Rows from a dataset:
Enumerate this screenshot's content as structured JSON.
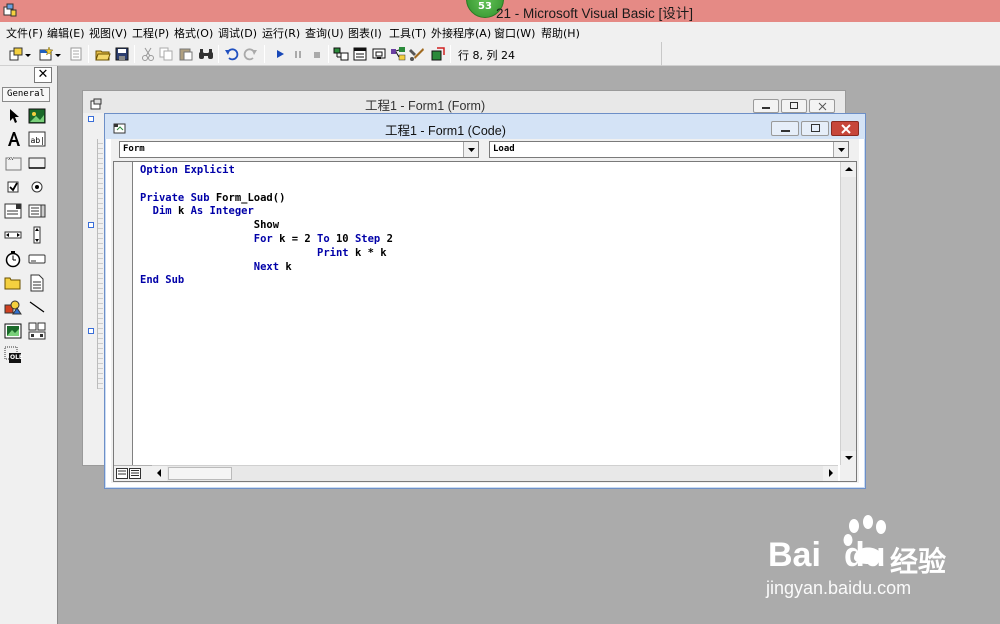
{
  "window": {
    "title": "21 - Microsoft Visual Basic [设计]",
    "badge": "53"
  },
  "menu": [
    "文件(F)",
    "编辑(E)",
    "视图(V)",
    "工程(P)",
    "格式(O)",
    "调试(D)",
    "运行(R)",
    "查询(U)",
    "图表(I)",
    "工具(T)",
    "外接程序(A)",
    "窗口(W)",
    "帮助(H)"
  ],
  "toolbar": {
    "cursor_position": "行 8, 列 24"
  },
  "toolbox": {
    "close": "✕",
    "tab": "General",
    "ole_label": "OLE"
  },
  "form_window": {
    "title": "工程1 - Form1 (Form)"
  },
  "code_window": {
    "title": "工程1 - Form1 (Code)",
    "object_combo": "Form",
    "procedure_combo": "Load",
    "lines": [
      [
        {
          "t": "Option Explicit",
          "kw": true
        }
      ],
      [],
      [
        {
          "t": "Private Sub ",
          "kw": true
        },
        {
          "t": "Form_Load()",
          "kw": false
        }
      ],
      [
        {
          "t": "  Dim ",
          "kw": true
        },
        {
          "t": "k ",
          "kw": false
        },
        {
          "t": "As Integer",
          "kw": true
        }
      ],
      [
        {
          "t": "                  Show",
          "kw": false
        }
      ],
      [
        {
          "t": "                  For ",
          "kw": true
        },
        {
          "t": "k = 2 ",
          "kw": false
        },
        {
          "t": "To ",
          "kw": true
        },
        {
          "t": "10 ",
          "kw": false
        },
        {
          "t": "Step ",
          "kw": true
        },
        {
          "t": "2",
          "kw": false
        }
      ],
      [
        {
          "t": "                            Print ",
          "kw": true
        },
        {
          "t": "k * k",
          "kw": false
        }
      ],
      [
        {
          "t": "                  Next ",
          "kw": true
        },
        {
          "t": "k",
          "kw": false
        }
      ],
      [
        {
          "t": "End Sub",
          "kw": true
        }
      ]
    ]
  },
  "watermark": {
    "brand": "Bai",
    "brand2": "du",
    "product": "经验",
    "url": "jingyan.baidu.com"
  },
  "colors": {
    "title_bar": "#e58a85",
    "keyword": "#0000a8",
    "code_title_bar": "#d4e3f6"
  }
}
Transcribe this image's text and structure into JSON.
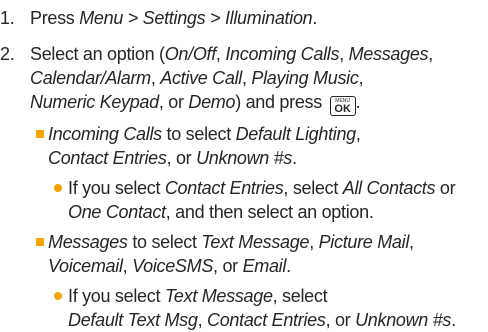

REQUIRED WORK: Pictures are excluded; repeat every record exactly.

ANSWER TO THIS TASK:
Enumerate this screenshot's content as structured JSON.
{
  "window": {
    "title": "21 - Microsoft Visual Basic [设计]",
    "badge": "53"
  },
  "menu": [
    "文件(F)",
    "编辑(E)",
    "视图(V)",
    "工程(P)",
    "格式(O)",
    "调试(D)",
    "运行(R)",
    "查询(U)",
    "图表(I)",
    "工具(T)",
    "外接程序(A)",
    "窗口(W)",
    "帮助(H)"
  ],
  "toolbar": {
    "cursor_position": "行 8, 列 24"
  },
  "toolbox": {
    "close": "✕",
    "tab": "General",
    "ole_label": "OLE"
  },
  "form_window": {
    "title": "工程1 - Form1 (Form)"
  },
  "code_window": {
    "title": "工程1 - Form1 (Code)",
    "object_combo": "Form",
    "procedure_combo": "Load",
    "lines": [
      [
        {
          "t": "Option Explicit",
          "kw": true
        }
      ],
      [],
      [
        {
          "t": "Private Sub ",
          "kw": true
        },
        {
          "t": "Form_Load()",
          "kw": false
        }
      ],
      [
        {
          "t": "  Dim ",
          "kw": true
        },
        {
          "t": "k ",
          "kw": false
        },
        {
          "t": "As Integer",
          "kw": true
        }
      ],
      [
        {
          "t": "                  Show",
          "kw": false
        }
      ],
      [
        {
          "t": "                  For ",
          "kw": true
        },
        {
          "t": "k = 2 ",
          "kw": false
        },
        {
          "t": "To ",
          "kw": true
        },
        {
          "t": "10 ",
          "kw": false
        },
        {
          "t": "Step ",
          "kw": true
        },
        {
          "t": "2",
          "kw": false
        }
      ],
      [
        {
          "t": "                            Print ",
          "kw": true
        },
        {
          "t": "k * k",
          "kw": false
        }
      ],
      [
        {
          "t": "                  Next ",
          "kw": true
        },
        {
          "t": "k",
          "kw": false
        }
      ],
      [
        {
          "t": "End Sub",
          "kw": true
        }
      ]
    ]
  },
  "watermark": {
    "brand": "Bai",
    "brand2": "du",
    "product": "经验",
    "url": "jingyan.baidu.com"
  },
  "colors": {
    "title_bar": "#e58a85",
    "keyword": "#0000a8",
    "code_title_bar": "#d4e3f6"
  }
}
Transcribe this image's text and structure into JSON.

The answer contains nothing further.